## What the exercise asks
Give an exact transcription of every line, dropping the images.

## Records supplied
>>

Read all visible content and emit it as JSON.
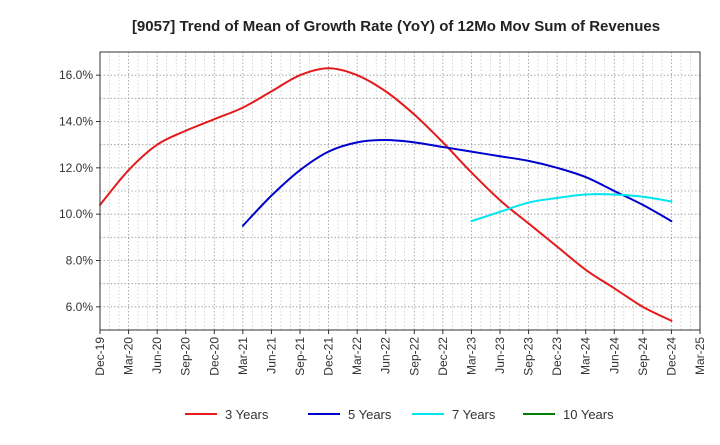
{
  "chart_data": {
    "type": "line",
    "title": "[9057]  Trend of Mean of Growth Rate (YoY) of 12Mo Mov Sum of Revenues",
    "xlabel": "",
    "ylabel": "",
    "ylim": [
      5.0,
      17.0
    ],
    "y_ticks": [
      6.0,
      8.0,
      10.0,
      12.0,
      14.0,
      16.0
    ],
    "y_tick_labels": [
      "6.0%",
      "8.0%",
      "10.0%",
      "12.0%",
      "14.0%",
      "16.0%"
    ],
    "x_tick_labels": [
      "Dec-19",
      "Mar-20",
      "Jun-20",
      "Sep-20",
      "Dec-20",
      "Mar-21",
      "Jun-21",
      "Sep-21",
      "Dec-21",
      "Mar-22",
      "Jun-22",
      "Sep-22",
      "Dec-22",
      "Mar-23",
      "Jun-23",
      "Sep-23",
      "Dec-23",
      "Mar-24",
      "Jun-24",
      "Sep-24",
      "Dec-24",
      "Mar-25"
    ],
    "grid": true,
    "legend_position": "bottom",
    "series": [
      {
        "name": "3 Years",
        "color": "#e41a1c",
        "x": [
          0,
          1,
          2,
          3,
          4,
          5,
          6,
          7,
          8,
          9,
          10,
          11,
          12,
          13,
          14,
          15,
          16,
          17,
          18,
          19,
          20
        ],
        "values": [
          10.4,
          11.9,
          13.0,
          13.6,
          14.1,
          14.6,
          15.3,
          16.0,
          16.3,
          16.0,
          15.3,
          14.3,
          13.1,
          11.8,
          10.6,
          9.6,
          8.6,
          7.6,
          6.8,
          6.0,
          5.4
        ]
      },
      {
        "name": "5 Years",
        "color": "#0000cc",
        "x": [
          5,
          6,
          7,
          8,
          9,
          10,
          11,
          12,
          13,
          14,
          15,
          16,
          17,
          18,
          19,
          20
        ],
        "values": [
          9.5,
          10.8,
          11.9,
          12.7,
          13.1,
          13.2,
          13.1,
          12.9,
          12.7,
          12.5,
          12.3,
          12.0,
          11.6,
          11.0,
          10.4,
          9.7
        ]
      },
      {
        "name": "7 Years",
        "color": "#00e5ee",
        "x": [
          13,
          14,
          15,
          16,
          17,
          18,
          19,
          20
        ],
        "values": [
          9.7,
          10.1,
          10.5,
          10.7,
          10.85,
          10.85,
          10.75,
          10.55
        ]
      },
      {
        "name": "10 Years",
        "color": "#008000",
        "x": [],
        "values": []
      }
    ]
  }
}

<<

## Response to this task
Read all visible content and emit it as JSON.
{
  "chart_data": {
    "type": "line",
    "title": "[9057]  Trend of Mean of Growth Rate (YoY) of 12Mo Mov Sum of Revenues",
    "xlabel": "",
    "ylabel": "",
    "ylim": [
      5.0,
      17.0
    ],
    "y_ticks": [
      6.0,
      8.0,
      10.0,
      12.0,
      14.0,
      16.0
    ],
    "y_tick_labels": [
      "6.0%",
      "8.0%",
      "10.0%",
      "12.0%",
      "14.0%",
      "16.0%"
    ],
    "x_tick_labels": [
      "Dec-19",
      "Mar-20",
      "Jun-20",
      "Sep-20",
      "Dec-20",
      "Mar-21",
      "Jun-21",
      "Sep-21",
      "Dec-21",
      "Mar-22",
      "Jun-22",
      "Sep-22",
      "Dec-22",
      "Mar-23",
      "Jun-23",
      "Sep-23",
      "Dec-23",
      "Mar-24",
      "Jun-24",
      "Sep-24",
      "Dec-24",
      "Mar-25"
    ],
    "grid": true,
    "legend_position": "bottom",
    "series": [
      {
        "name": "3 Years",
        "color": "#e41a1c",
        "x": [
          0,
          1,
          2,
          3,
          4,
          5,
          6,
          7,
          8,
          9,
          10,
          11,
          12,
          13,
          14,
          15,
          16,
          17,
          18,
          19,
          20
        ],
        "values": [
          10.4,
          11.9,
          13.0,
          13.6,
          14.1,
          14.6,
          15.3,
          16.0,
          16.3,
          16.0,
          15.3,
          14.3,
          13.1,
          11.8,
          10.6,
          9.6,
          8.6,
          7.6,
          6.8,
          6.0,
          5.4
        ]
      },
      {
        "name": "5 Years",
        "color": "#0000cc",
        "x": [
          5,
          6,
          7,
          8,
          9,
          10,
          11,
          12,
          13,
          14,
          15,
          16,
          17,
          18,
          19,
          20
        ],
        "values": [
          9.5,
          10.8,
          11.9,
          12.7,
          13.1,
          13.2,
          13.1,
          12.9,
          12.7,
          12.5,
          12.3,
          12.0,
          11.6,
          11.0,
          10.4,
          9.7
        ]
      },
      {
        "name": "7 Years",
        "color": "#00e5ee",
        "x": [
          13,
          14,
          15,
          16,
          17,
          18,
          19,
          20
        ],
        "values": [
          9.7,
          10.1,
          10.5,
          10.7,
          10.85,
          10.85,
          10.75,
          10.55
        ]
      },
      {
        "name": "10 Years",
        "color": "#008000",
        "x": [],
        "values": []
      }
    ]
  }
}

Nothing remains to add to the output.